TASK PROMPT:
Your task is to print every entry below exactly as given.

Figure content listings:

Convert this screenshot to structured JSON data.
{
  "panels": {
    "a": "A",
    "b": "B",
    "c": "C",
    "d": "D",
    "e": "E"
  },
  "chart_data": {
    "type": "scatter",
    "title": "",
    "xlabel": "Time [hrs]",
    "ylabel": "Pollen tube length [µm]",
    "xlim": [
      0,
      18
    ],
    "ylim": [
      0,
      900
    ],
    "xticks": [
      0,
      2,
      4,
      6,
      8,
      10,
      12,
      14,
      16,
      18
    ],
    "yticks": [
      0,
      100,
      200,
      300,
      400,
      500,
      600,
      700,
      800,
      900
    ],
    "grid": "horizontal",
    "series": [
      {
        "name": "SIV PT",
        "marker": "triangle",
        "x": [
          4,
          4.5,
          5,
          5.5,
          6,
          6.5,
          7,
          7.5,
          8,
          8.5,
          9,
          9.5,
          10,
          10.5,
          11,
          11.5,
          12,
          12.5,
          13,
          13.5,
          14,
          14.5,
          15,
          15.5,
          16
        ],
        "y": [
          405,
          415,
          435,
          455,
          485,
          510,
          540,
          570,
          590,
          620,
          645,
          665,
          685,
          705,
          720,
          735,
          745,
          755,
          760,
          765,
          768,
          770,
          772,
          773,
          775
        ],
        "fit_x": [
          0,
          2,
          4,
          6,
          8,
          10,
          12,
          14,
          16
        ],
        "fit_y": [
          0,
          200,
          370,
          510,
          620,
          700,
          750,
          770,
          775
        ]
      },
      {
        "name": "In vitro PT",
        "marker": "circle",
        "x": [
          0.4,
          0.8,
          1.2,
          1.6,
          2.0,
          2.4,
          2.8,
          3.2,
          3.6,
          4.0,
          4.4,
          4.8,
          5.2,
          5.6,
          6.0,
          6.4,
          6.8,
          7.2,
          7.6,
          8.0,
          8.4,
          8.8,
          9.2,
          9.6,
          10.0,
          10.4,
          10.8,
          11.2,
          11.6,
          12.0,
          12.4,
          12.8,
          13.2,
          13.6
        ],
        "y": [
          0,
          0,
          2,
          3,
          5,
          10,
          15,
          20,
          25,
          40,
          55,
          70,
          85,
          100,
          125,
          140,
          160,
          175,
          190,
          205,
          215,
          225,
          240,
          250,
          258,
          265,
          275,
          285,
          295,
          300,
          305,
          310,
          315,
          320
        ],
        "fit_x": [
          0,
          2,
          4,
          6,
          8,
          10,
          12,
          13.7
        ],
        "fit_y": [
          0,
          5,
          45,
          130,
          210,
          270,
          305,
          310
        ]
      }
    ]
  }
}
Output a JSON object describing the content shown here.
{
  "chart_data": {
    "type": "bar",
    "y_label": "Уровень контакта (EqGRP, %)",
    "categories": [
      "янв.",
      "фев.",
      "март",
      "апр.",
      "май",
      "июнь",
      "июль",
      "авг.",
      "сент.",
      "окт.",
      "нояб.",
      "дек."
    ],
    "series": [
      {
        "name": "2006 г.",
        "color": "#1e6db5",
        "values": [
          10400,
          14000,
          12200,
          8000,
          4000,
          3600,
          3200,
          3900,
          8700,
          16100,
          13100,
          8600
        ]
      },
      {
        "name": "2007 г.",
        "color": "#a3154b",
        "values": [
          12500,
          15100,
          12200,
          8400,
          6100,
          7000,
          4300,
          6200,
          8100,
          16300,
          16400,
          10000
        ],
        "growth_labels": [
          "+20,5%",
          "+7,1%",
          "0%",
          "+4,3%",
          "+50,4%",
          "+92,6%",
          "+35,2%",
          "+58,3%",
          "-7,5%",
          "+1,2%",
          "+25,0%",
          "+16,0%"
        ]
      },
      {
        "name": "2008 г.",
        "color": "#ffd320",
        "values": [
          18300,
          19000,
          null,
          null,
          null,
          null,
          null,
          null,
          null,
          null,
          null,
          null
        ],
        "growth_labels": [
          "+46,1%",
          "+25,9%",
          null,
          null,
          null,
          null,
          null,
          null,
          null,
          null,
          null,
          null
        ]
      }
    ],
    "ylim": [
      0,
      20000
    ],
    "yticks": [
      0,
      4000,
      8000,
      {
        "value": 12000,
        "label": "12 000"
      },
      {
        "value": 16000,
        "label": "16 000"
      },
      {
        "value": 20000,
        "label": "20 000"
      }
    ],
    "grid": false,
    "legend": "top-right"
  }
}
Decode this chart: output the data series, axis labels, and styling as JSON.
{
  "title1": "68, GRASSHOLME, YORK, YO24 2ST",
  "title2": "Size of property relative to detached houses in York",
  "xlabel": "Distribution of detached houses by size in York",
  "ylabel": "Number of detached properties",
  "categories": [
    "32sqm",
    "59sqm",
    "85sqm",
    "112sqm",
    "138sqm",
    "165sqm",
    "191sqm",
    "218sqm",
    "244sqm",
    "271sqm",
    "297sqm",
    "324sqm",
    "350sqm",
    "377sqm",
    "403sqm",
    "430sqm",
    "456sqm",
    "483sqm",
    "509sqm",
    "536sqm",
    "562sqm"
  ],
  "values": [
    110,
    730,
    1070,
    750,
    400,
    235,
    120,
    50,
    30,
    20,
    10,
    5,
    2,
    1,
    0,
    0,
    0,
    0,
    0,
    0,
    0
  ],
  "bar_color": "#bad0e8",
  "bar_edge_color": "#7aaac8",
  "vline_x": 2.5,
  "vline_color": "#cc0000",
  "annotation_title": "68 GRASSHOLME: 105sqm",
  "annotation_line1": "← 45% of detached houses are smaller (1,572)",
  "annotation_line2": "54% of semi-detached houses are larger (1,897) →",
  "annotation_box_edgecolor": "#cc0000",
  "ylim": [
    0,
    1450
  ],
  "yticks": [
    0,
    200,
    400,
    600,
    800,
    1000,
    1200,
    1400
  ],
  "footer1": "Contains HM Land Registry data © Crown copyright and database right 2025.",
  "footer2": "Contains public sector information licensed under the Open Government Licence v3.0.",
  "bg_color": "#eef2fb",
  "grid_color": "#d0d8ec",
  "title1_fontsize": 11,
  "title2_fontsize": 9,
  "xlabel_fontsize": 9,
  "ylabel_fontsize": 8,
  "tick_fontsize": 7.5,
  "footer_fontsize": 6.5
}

RESPONSE FOR THIS EXERCISE:
Convert this screenshot to structured JSON data.
{
  "panels": {
    "a": "A",
    "b": "B",
    "c": "C",
    "d": "D",
    "e": "E"
  },
  "chart_data": {
    "type": "scatter",
    "title": "",
    "xlabel": "Time [hrs]",
    "ylabel": "Pollen tube length [µm]",
    "xlim": [
      0,
      18
    ],
    "ylim": [
      0,
      900
    ],
    "xticks": [
      0,
      2,
      4,
      6,
      8,
      10,
      12,
      14,
      16,
      18
    ],
    "yticks": [
      0,
      100,
      200,
      300,
      400,
      500,
      600,
      700,
      800,
      900
    ],
    "grid": "horizontal",
    "series": [
      {
        "name": "SIV PT",
        "marker": "triangle",
        "x": [
          4,
          4.5,
          5,
          5.5,
          6,
          6.5,
          7,
          7.5,
          8,
          8.5,
          9,
          9.5,
          10,
          10.5,
          11,
          11.5,
          12,
          12.5,
          13,
          13.5,
          14,
          14.5,
          15,
          15.5,
          16
        ],
        "y": [
          405,
          415,
          435,
          455,
          485,
          510,
          540,
          570,
          590,
          620,
          645,
          665,
          685,
          705,
          720,
          735,
          745,
          755,
          760,
          765,
          768,
          770,
          772,
          773,
          775
        ],
        "fit_x": [
          0,
          2,
          4,
          6,
          8,
          10,
          12,
          14,
          16
        ],
        "fit_y": [
          0,
          200,
          370,
          510,
          620,
          700,
          750,
          770,
          775
        ]
      },
      {
        "name": "In vitro PT",
        "marker": "circle",
        "x": [
          0.4,
          0.8,
          1.2,
          1.6,
          2.0,
          2.4,
          2.8,
          3.2,
          3.6,
          4.0,
          4.4,
          4.8,
          5.2,
          5.6,
          6.0,
          6.4,
          6.8,
          7.2,
          7.6,
          8.0,
          8.4,
          8.8,
          9.2,
          9.6,
          10.0,
          10.4,
          10.8,
          11.2,
          11.6,
          12.0,
          12.4,
          12.8,
          13.2,
          13.6
        ],
        "y": [
          0,
          0,
          2,
          3,
          5,
          10,
          15,
          20,
          25,
          40,
          55,
          70,
          85,
          100,
          125,
          140,
          160,
          175,
          190,
          205,
          215,
          225,
          240,
          250,
          258,
          265,
          275,
          285,
          295,
          300,
          305,
          310,
          315,
          320
        ],
        "fit_x": [
          0,
          2,
          4,
          6,
          8,
          10,
          12,
          13.7
        ],
        "fit_y": [
          0,
          5,
          45,
          130,
          210,
          270,
          305,
          310
        ]
      }
    ]
  }
}
Output a JSON object describing the content shown here.
{
  "chart_data": {
    "type": "bar",
    "y_label": "Уровень контакта (EqGRP, %)",
    "categories": [
      "янв.",
      "фев.",
      "март",
      "апр.",
      "май",
      "июнь",
      "июль",
      "авг.",
      "сент.",
      "окт.",
      "нояб.",
      "дек."
    ],
    "series": [
      {
        "name": "2006 г.",
        "color": "#1e6db5",
        "values": [
          10400,
          14000,
          12200,
          8000,
          4000,
          3600,
          3200,
          3900,
          8700,
          16100,
          13100,
          8600
        ]
      },
      {
        "name": "2007 г.",
        "color": "#a3154b",
        "values": [
          12500,
          15100,
          12200,
          8400,
          6100,
          7000,
          4300,
          6200,
          8100,
          16300,
          16400,
          10000
        ],
        "growth_labels": [
          "+20,5%",
          "+7,1%",
          "0%",
          "+4,3%",
          "+50,4%",
          "+92,6%",
          "+35,2%",
          "+58,3%",
          "-7,5%",
          "+1,2%",
          "+25,0%",
          "+16,0%"
        ]
      },
      {
        "name": "2008 г.",
        "color": "#ffd320",
        "values": [
          18300,
          19000,
          null,
          null,
          null,
          null,
          null,
          null,
          null,
          null,
          null,
          null
        ],
        "growth_labels": [
          "+46,1%",
          "+25,9%",
          null,
          null,
          null,
          null,
          null,
          null,
          null,
          null,
          null,
          null
        ]
      }
    ],
    "ylim": [
      0,
      20000
    ],
    "yticks": [
      0,
      4000,
      8000,
      {
        "value": 12000,
        "label": "12 000"
      },
      {
        "value": 16000,
        "label": "16 000"
      },
      {
        "value": 20000,
        "label": "20 000"
      }
    ],
    "grid": false,
    "legend": "top-right"
  }
}
Decode this chart: output the data series, axis labels, and styling as JSON.
{
  "title1": "68, GRASSHOLME, YORK, YO24 2ST",
  "title2": "Size of property relative to detached houses in York",
  "xlabel": "Distribution of detached houses by size in York",
  "ylabel": "Number of detached properties",
  "categories": [
    "32sqm",
    "59sqm",
    "85sqm",
    "112sqm",
    "138sqm",
    "165sqm",
    "191sqm",
    "218sqm",
    "244sqm",
    "271sqm",
    "297sqm",
    "324sqm",
    "350sqm",
    "377sqm",
    "403sqm",
    "430sqm",
    "456sqm",
    "483sqm",
    "509sqm",
    "536sqm",
    "562sqm"
  ],
  "values": [
    110,
    730,
    1070,
    750,
    400,
    235,
    120,
    50,
    30,
    20,
    10,
    5,
    2,
    1,
    0,
    0,
    0,
    0,
    0,
    0,
    0
  ],
  "bar_color": "#bad0e8",
  "bar_edge_color": "#7aaac8",
  "vline_x": 2.5,
  "vline_color": "#cc0000",
  "annotation_title": "68 GRASSHOLME: 105sqm",
  "annotation_line1": "← 45% of detached houses are smaller (1,572)",
  "annotation_line2": "54% of semi-detached houses are larger (1,897) →",
  "annotation_box_edgecolor": "#cc0000",
  "ylim": [
    0,
    1450
  ],
  "yticks": [
    0,
    200,
    400,
    600,
    800,
    1000,
    1200,
    1400
  ],
  "footer1": "Contains HM Land Registry data © Crown copyright and database right 2025.",
  "footer2": "Contains public sector information licensed under the Open Government Licence v3.0.",
  "bg_color": "#eef2fb",
  "grid_color": "#d0d8ec",
  "title1_fontsize": 11,
  "title2_fontsize": 9,
  "xlabel_fontsize": 9,
  "ylabel_fontsize": 8,
  "tick_fontsize": 7.5,
  "footer_fontsize": 6.5
}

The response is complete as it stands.